**Objective**
Retype the material below. Keep every word exactly as it is.

**Given records**
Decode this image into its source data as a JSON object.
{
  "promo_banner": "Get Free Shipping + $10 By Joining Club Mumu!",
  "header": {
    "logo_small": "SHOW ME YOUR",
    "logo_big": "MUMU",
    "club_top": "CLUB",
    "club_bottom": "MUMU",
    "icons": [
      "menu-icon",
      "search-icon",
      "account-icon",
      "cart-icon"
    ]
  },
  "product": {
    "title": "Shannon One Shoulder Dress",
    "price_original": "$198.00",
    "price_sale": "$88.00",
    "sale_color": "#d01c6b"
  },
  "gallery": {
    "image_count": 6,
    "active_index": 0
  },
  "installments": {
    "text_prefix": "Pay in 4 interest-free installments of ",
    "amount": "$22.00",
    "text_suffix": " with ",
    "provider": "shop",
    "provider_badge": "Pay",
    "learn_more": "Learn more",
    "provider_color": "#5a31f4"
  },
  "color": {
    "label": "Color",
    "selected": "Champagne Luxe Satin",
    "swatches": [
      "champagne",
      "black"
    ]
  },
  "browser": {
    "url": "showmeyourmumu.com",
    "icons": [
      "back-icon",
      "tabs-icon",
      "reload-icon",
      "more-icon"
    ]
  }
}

**Solution to this problem**
Decode this image into its source data as a JSON object.
{
  "promo_banner": "Get Free Shipping + $10 By Joining Club Mumu!",
  "header": {
    "logo_small": "SHOW ME YOUR",
    "logo_big": "MUMU",
    "club_top": "CLUB",
    "club_bottom": "MUMU",
    "icons": [
      "menu-icon",
      "search-icon",
      "account-icon",
      "cart-icon"
    ]
  },
  "product": {
    "title": "Shannon One Shoulder Dress",
    "price_original": "$198.00",
    "price_sale": "$88.00",
    "sale_color": "#d01c6b"
  },
  "gallery": {
    "image_count": 6,
    "active_index": 0
  },
  "installments": {
    "text_prefix": "Pay in 4 interest-free installments of ",
    "amount": "$22.00",
    "text_suffix": " with ",
    "provider": "shop",
    "provider_badge": "Pay",
    "learn_more": "Learn more",
    "provider_color": "#5a31f4"
  },
  "color": {
    "label": "Color",
    "selected": "Champagne Luxe Satin",
    "swatches": [
      "champagne",
      "black"
    ]
  },
  "browser": {
    "url": "showmeyourmumu.com",
    "icons": [
      "back-icon",
      "tabs-icon",
      "reload-icon",
      "more-icon"
    ]
  }
}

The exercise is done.